→ Exercise brief:
Look for the string "Klimaanlage" in the lines and copy each line that has it.

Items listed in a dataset
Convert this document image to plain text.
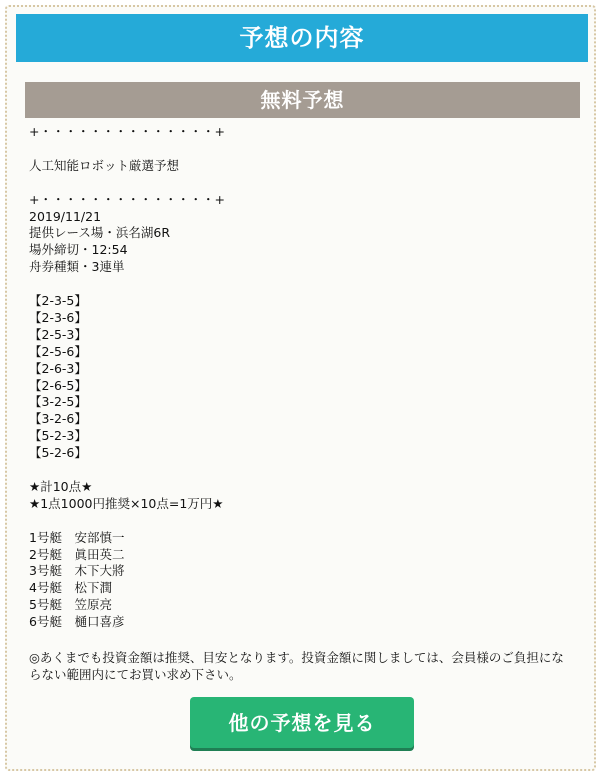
予想の内容
無料予想
+・・・・・・・・・・・・・・+
人工知能ロボット厳選予想
+・・・・・・・・・・・・・・+
2019/11/21
提供レース場・浜名湖6R
場外締切・12:54
舟券種類・3連単
【2-3-5】
【2-3-6】
【2-5-3】
【2-5-6】
【2-6-3】
【2-6-5】
【3-2-5】
【3-2-6】
【5-2-3】
【5-2-6】
★計10点★
★1点1000円推奨×10点=1万円★
1号艇　安部慎一
2号艇　眞田英二
3号艇　木下大將
4号艇　松下潤
5号艇　笠原亮
6号艇　樋口喜彦
◎あくまでも投資金額は推奨、目安となります。投資金額に関しましては、会員様のご負担にならない範囲内にてお買い求め下さい。
他の予想を見る
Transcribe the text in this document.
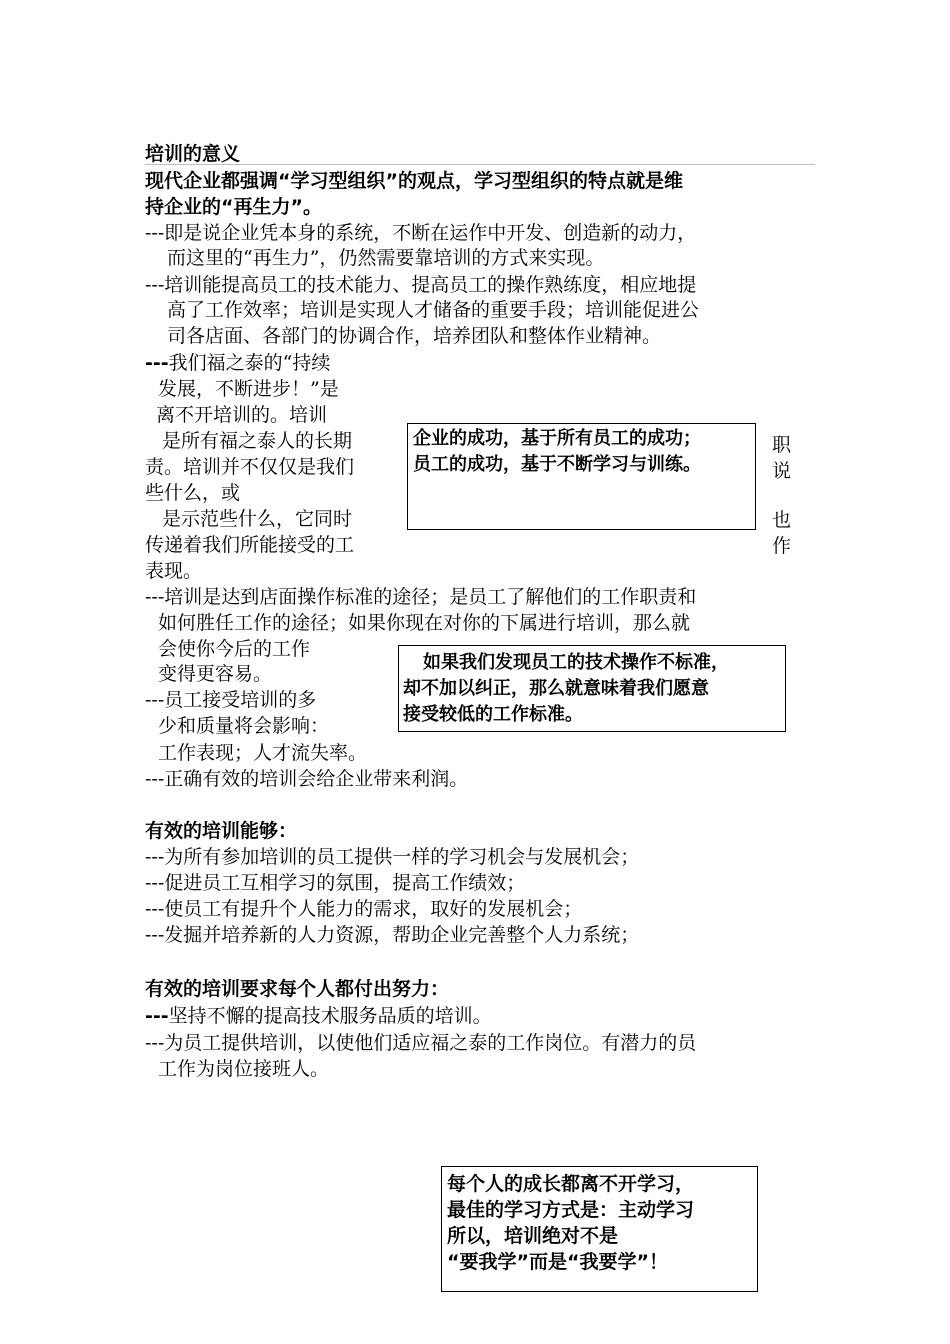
培训的意义
现代企业都强调“学习型组织”的观点，学习型组织的特点就是维
持企业的“再生力”。
---即是说企业凭本身的系统，不断在运作中开发、创造新的动力，
而这里的“再生力”，仍然需要靠培训的方式来实现。
---培训能提高员工的技术能力、提高员工的操作熟练度，相应地提
高了工作效率；培训是实现人才储备的重要手段；培训能促进公
司各店面、各部门的协调合作，培养团队和整体作业精神。
---我们福之泰的“持续
发展，不断进步！”是
离不开培训的。培训
是所有福之泰人的长期
责。培训并不仅仅是我们
些什么，或
是示范些什么，它同时
传递着我们所能接受的工
表现。
职
说
也
作
企业的成功，基于所有员工的成功；
员工的成功，基于不断学习与训练。
---培训是达到店面操作标准的途径；是员工了解他们的工作职责和
如何胜任工作的途径；如果你现在对你的下属进行培训，那么就
会使你今后的工作
变得更容易。
---员工接受培训的多
少和质量将会影响：
工作表现；人才流失率。
---正确有效的培训会给企业带来利润。
如果我们发现员工的技术操作不标准，
却不加以纠正，那么就意味着我们愿意
接受较低的工作标准。
有效的培训能够：
---为所有参加培训的员工提供一样的学习机会与发展机会；
---促进员工互相学习的氛围，提高工作绩效；
---使员工有提升个人能力的需求，取好的发展机会；
---发掘并培养新的人力资源，帮助企业完善整个人力系统；
有效的培训要求每个人都付出努力：
---坚持不懈的提高技术服务品质的培训。
---为员工提供培训，以使他们适应福之泰的工作岗位。有潜力的员
工作为岗位接班人。
每个人的成长都离不开学习，
最佳的学习方式是：主动学习
所以，培训绝对不是
“要我学”而是“我要学”！
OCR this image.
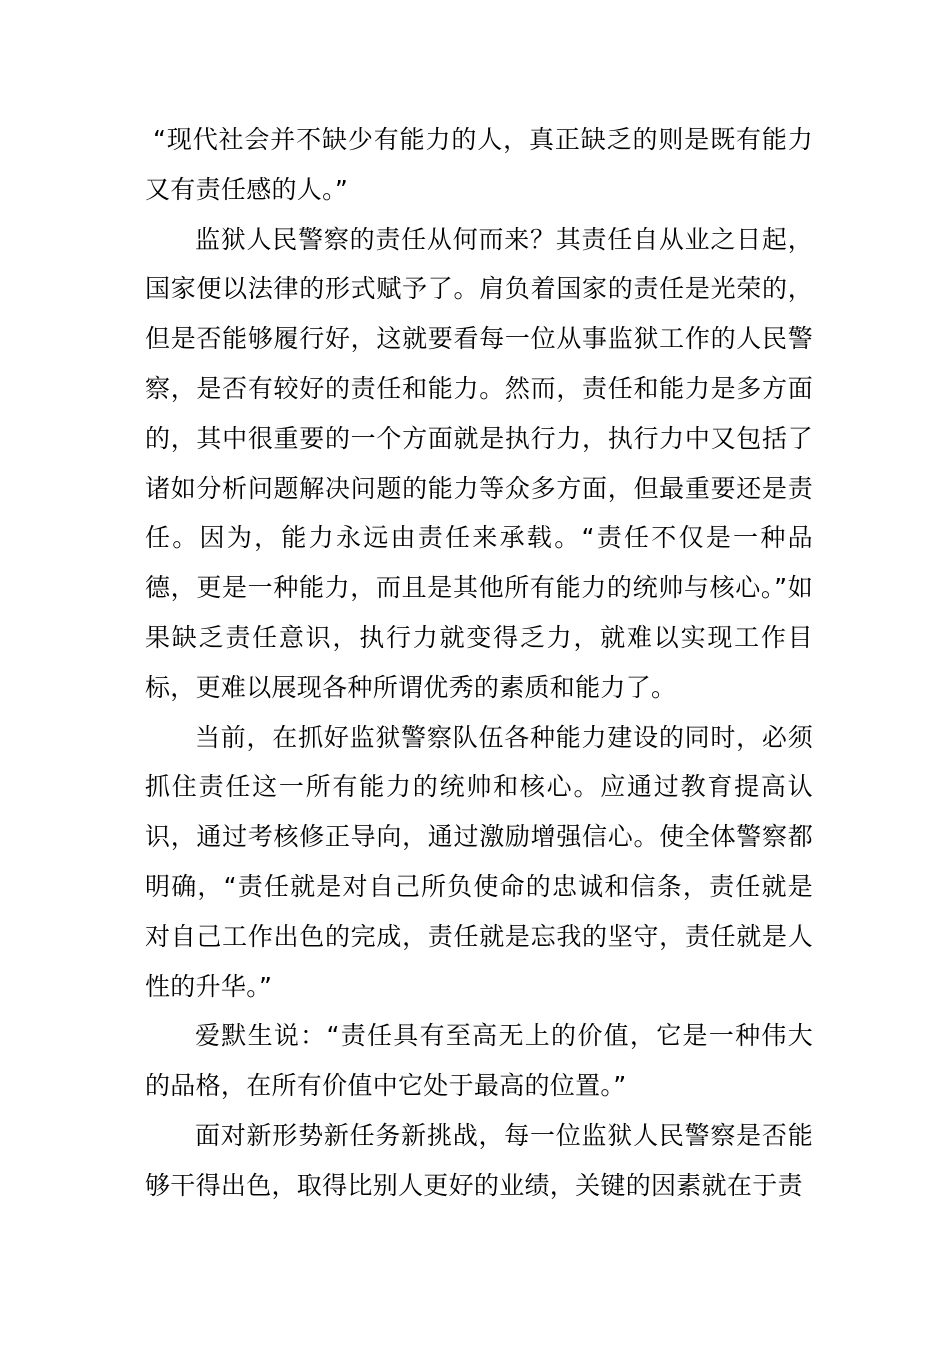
“现代社会并不缺少有能力的人，真正缺乏的则是既有能力又有责任感的人。”

监狱人民警察的责任从何而来？其责任自从业之日起，国家便以法律的形式赋予了。肩负着国家的责任是光荣的，但是否能够履行好，这就要看每一位从事监狱工作的人民警察，是否有较好的责任和能力。然而，责任和能力是多方面的，其中很重要的一个方面就是执行力，执行力中又包括了诸如分析问题解决问题的能力等众多方面，但最重要还是责任。因为，能力永远由责任来承载。“责任不仅是一种品德，更是一种能力，而且是其他所有能力的统帅与核心。”如果缺乏责任意识，执行力就变得乏力，就难以实现工作目标，更难以展现各种所谓优秀的素质和能力了。

当前，在抓好监狱警察队伍各种能力建设的同时，必须抓住责任这一所有能力的统帅和核心。应通过教育提高认识，通过考核修正导向，通过激励增强信心。使全体警察都明确，“责任就是对自己所负使命的忠诚和信条，责任就是对自己工作出色的完成，责任就是忘我的坚守，责任就是人性的升华。”

爱默生说：“责任具有至高无上的价值，它是一种伟大的品格，在所有价值中它处于最高的位置。”

面对新形势新任务新挑战，每一位监狱人民警察是否能够干得出色，取得比别人更好的业绩，关键的因素就在于责
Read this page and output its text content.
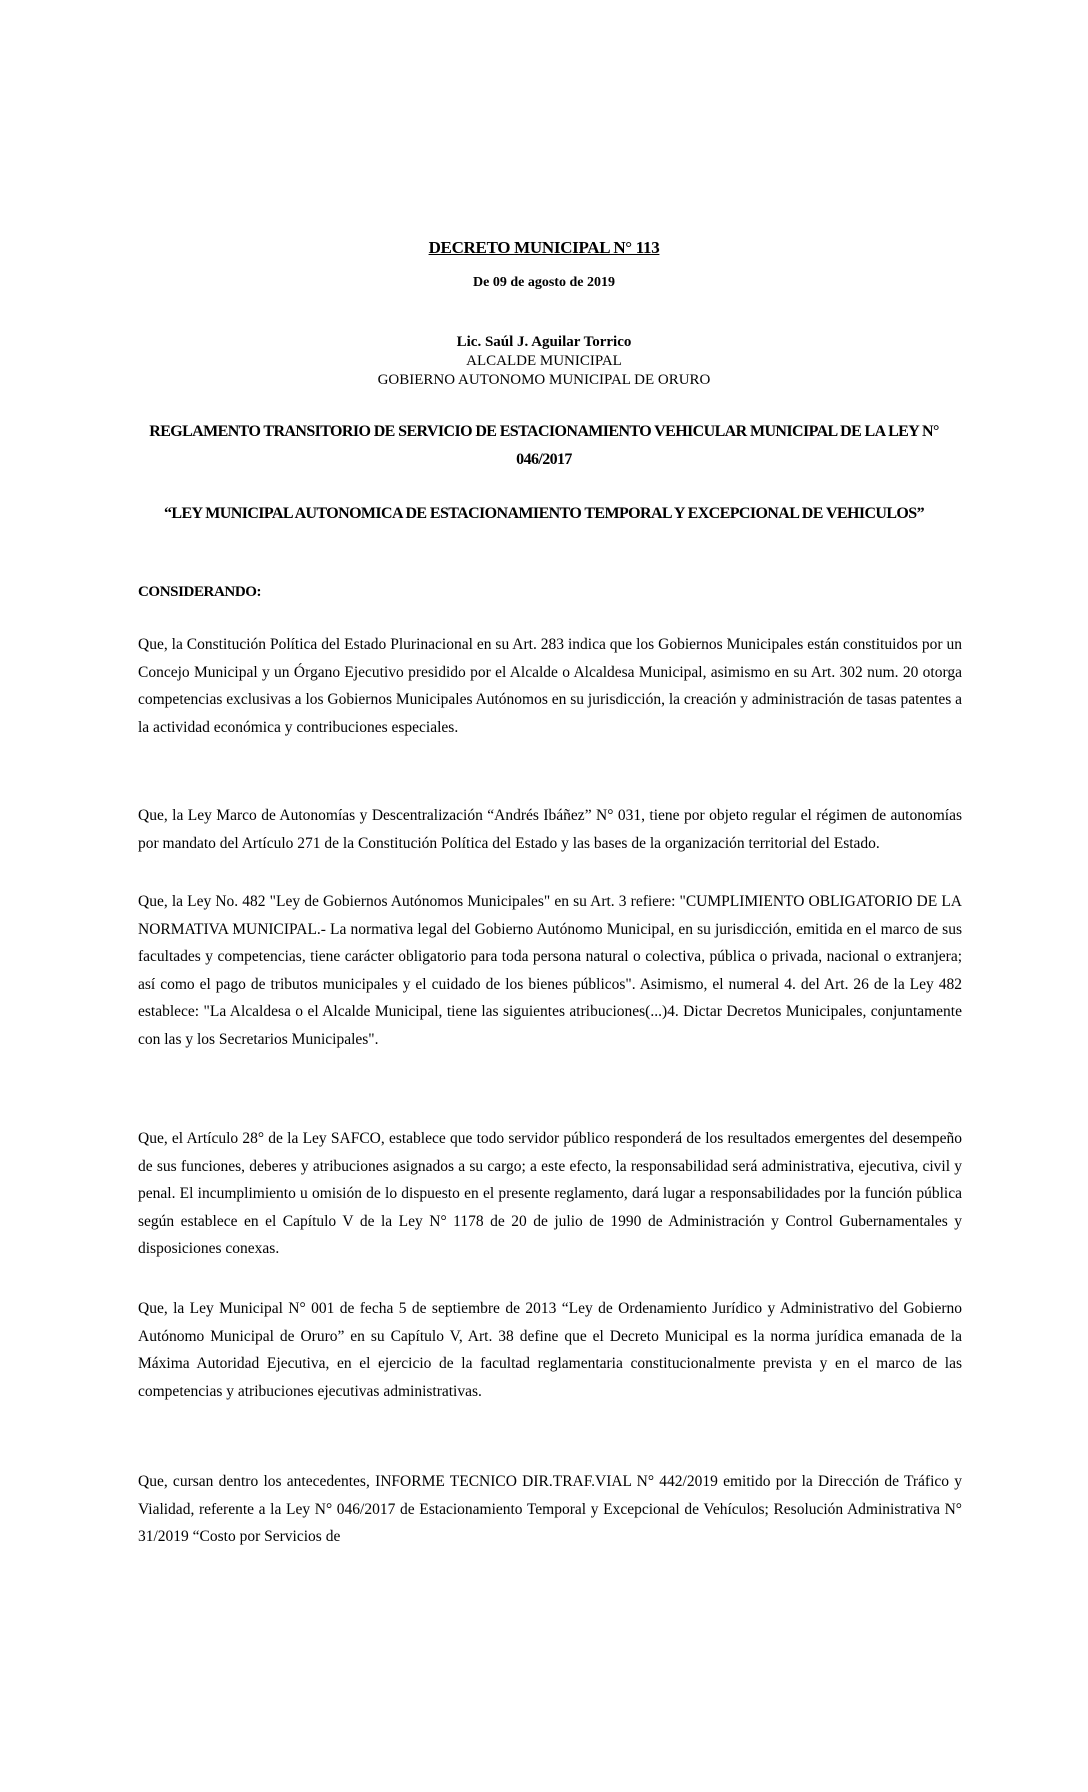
DECRETO MUNICIPAL N° 113
De 09 de agosto de 2019
Lic. Saúl J. Aguilar Torrico
ALCALDE MUNICIPAL
GOBIERNO AUTONOMO MUNICIPAL DE ORURO
REGLAMENTO TRANSITORIO DE SERVICIO DE ESTACIONAMIENTO VEHICULAR MUNICIPAL DE LA LEY N° 046/2017
“LEY MUNICIPAL AUTONOMICA DE ESTACIONAMIENTO TEMPORAL Y EXCEPCIONAL DE VEHICULOS”
CONSIDERANDO:

Que, la Constitución Política del Estado Plurinacional en su Art. 283 indica que los Gobiernos Municipales están constituidos por un Concejo Municipal y un Órgano Ejecutivo presidido por el Alcalde o Alcaldesa Municipal, asimismo en su Art. 302 num. 20 otorga competencias exclusivas a los Gobiernos Municipales Autónomos en su jurisdicción, la creación y administración de tasas patentes a la actividad económica y contribuciones especiales.

Que, la Ley Marco de Autonomías y Descentralización “Andrés Ibáñez” N° 031, tiene por objeto regular el régimen de autonomías por mandato del Artículo 271 de la Constitución Política del Estado y las bases de la organización territorial del Estado.

Que, la Ley No. 482 "Ley de Gobiernos Autónomos Municipales" en su Art. 3 refiere: "CUMPLIMIENTO OBLIGATORIO DE LA NORMATIVA MUNICIPAL.- La normativa legal del Gobierno Autónomo Municipal, en su jurisdicción, emitida en el marco de sus facultades y competencias, tiene carácter obligatorio para toda persona natural o colectiva, pública o privada, nacional o extranjera; así como el pago de tributos municipales y el cuidado de los bienes públicos". Asimismo, el numeral 4. del Art. 26 de la Ley 482 establece: "La Alcaldesa o el Alcalde Municipal, tiene las siguientes atribuciones(...)4. Dictar Decretos Municipales, conjuntamente con las y los Secretarios Municipales".

Que, el Artículo 28° de la Ley SAFCO, establece que todo servidor público responderá de los resultados emergentes del desempeño de sus funciones, deberes y atribuciones asignados a su cargo; a este efecto, la responsabilidad será administrativa, ejecutiva, civil y penal. El incumplimiento u omisión de lo dispuesto en el presente reglamento, dará lugar a responsabilidades por la función pública según establece en el Capítulo V de la Ley N° 1178 de 20 de julio de 1990 de Administración y Control Gubernamentales y disposiciones conexas.

Que, la Ley Municipal N° 001 de fecha 5 de septiembre de 2013 “Ley de Ordenamiento Jurídico y Administrativo del Gobierno Autónomo Municipal de Oruro” en su Capítulo V, Art. 38 define que el Decreto Municipal es la norma jurídica emanada de la Máxima Autoridad Ejecutiva, en el ejercicio de la facultad reglamentaria constitucionalmente prevista y en el marco de las competencias y atribuciones ejecutivas administrativas.

Que, cursan dentro los antecedentes, INFORME TECNICO DIR.TRAF.VIAL N° 442/2019 emitido por la Dirección de Tráfico y Vialidad, referente a la Ley N° 046/2017 de Estacionamiento Temporal y Excepcional de Vehículos; Resolución Administrativa N° 31/2019 “Costo por Servicios de
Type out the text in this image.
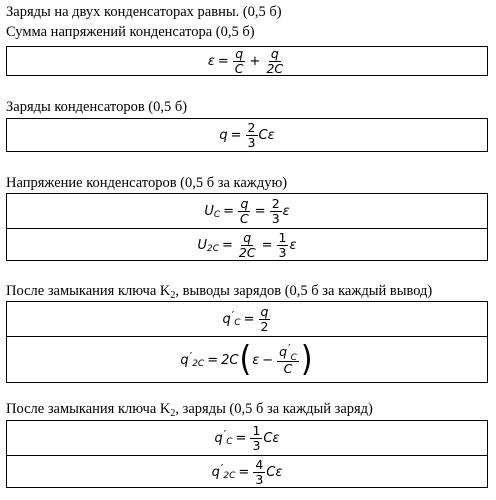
Заряды на двух конденсаторах равны. (0,5 б)
Сумма напряжений конденсатора (0,5 б)
$\varepsilon = \frac{q}{C} + \frac{q}{2C}$
Заряды конденсаторов (0,5 б)
$q = \frac{2}{3}$ Cε
Напряжение конденсаторов (0,5 б за каждую)
U $C = \frac{q}{C} = \frac{2}{3}$ ε
U $2C = \frac{q}{2C} = \frac{1}{3}$ ε
После замыкания ключа $K_2$, выводы зарядов (0,5 б за каждый вывод)
q ′
$C = \frac{q}{2}$
q ′
2C = 2C ( $\varepsilon - \frac{q'_C}{C}$ )
После замыкания ключа $K_2$, заряды (0,5 б за каждый заряд)
q ′
$C = \frac{1}{3}$ Cε
q ′
$2C = \frac{4}{3}$ Cε
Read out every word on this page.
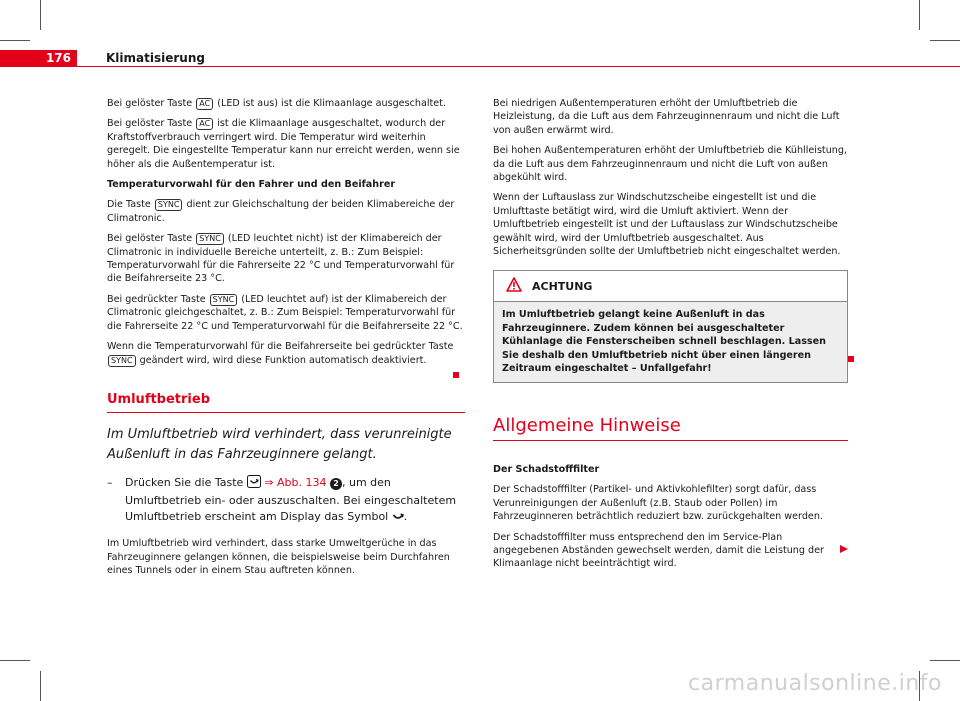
176	Klimatisierung

Bei gelöster Taste AC (LED ist aus) ist die Klimaanlage ausgeschaltet.

Bei gelöster Taste AC ist die Klimaanlage ausgeschaltet, wodurch der Kraftstoffverbrauch verringert wird. Die Temperatur wird weiterhin geregelt. Die eingestellte Temperatur kann nur erreicht werden, wenn sie höher als die Außentemperatur ist.

Temperaturvorwahl für den Fahrer und den Beifahrer

Die Taste SYNC dient zur Gleichschaltung der beiden Klimabereiche der Climatronic.

Bei gelöster Taste SYNC (LED leuchtet nicht) ist der Klimabereich der Climatronic in individuelle Bereiche unterteilt, z. B.: Zum Beispiel: Temperaturvorwahl für die Fahrerseite 22 °C und Temperaturvorwahl für die Beifahrerseite 23 °C.

Bei gedrückter Taste SYNC (LED leuchtet auf) ist der Klimabereich der Climatronic gleichgeschaltet, z. B.: Zum Beispiel: Temperaturvorwahl für die Fahrerseite 22 °C und Temperaturvorwahl für die Beifahrerseite 22 °C.

Wenn die Temperaturvorwahl für die Beifahrerseite bei gedrückter Taste SYNC geändert wird, wird diese Funktion automatisch deaktiviert.

Umluftbetrieb
Im Umluftbetrieb wird verhindert, dass verunreinigte Außenluft in das Fahrzeuginnere gelangt.
–	Drücken Sie die Taste ⇒ Abb. 134 2 , um den Umluftbetrieb ein- oder auszuschalten. Bei eingeschaltetem Umluftbetrieb erscheint am Display das Symbol .

Im Umluftbetrieb wird verhindert, dass starke Umweltgerüche in das Fahrzeuginnere gelangen können, die beispielsweise beim Durchfahren eines Tunnels oder in einem Stau auftreten können.

Bei niedrigen Außentemperaturen erhöht der Umluftbetrieb die Heizleistung, da die Luft aus dem Fahrzeuginnenraum und nicht die Luft von außen erwärmt wird.

Bei hohen Außentemperaturen erhöht der Umluftbetrieb die Kühlleistung, da die Luft aus dem Fahrzeuginnenraum und nicht die Luft von außen abgekühlt wird.

Wenn der Luftauslass zur Windschutzscheibe eingestellt ist und die Umlufttaste betätigt wird, wird die Umluft aktiviert. Wenn der Umluftbetrieb eingestellt ist und der Luftauslass zur Windschutzscheibe gewählt wird, wird der Umluftbetrieb ausgeschaltet. Aus Sicherheitsgründen sollte der Umluftbetrieb nicht eingeschaltet werden.

ACHTUNG
Im Umluftbetrieb gelangt keine Außenluft in das Fahrzeuginnere. Zudem können bei ausgeschalteter Kühlanlage die Fensterscheiben schnell beschlagen. Lassen Sie deshalb den Umluftbetrieb nicht über einen längeren Zeitraum eingeschaltet – Unfallgefahr!
Allgemeine Hinweise

Der Schadstofffilter

Der Schadstofffilter (Partikel- und Aktivkohlefilter) sorgt dafür, dass Verunreinigungen der Außenluft (z.B. Staub oder Pollen) im Fahrzeuginneren beträchtlich reduziert bzw. zurückgehalten werden.

Der Schadstofffilter muss entsprechend den im Service-Plan angegebenen Abständen gewechselt werden, damit die Leistung der Klimaanlage nicht beeinträchtigt wird.

carmanualsonline.info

→ Answer for this exercise:
Bei gelöster Taste AC (LED ist aus) ist die Klimaanlage ausgeschaltet.
Bei gelöster Taste AC ist die Klimaanlage ausgeschaltet, wodurch der Kraftstoffverbrauch verringert wird. Die Temperatur wird weiterhin geregelt. Die eingestellte Temperatur kann nur erreicht werden, wenn sie höher als die Außentemperatur ist.
Der Schadstofffilter muss entsprechend den im Service-Plan angegebenen Abständen gewechselt werden, damit die Leistung der Klimaanlage nicht beeinträchtigt wird.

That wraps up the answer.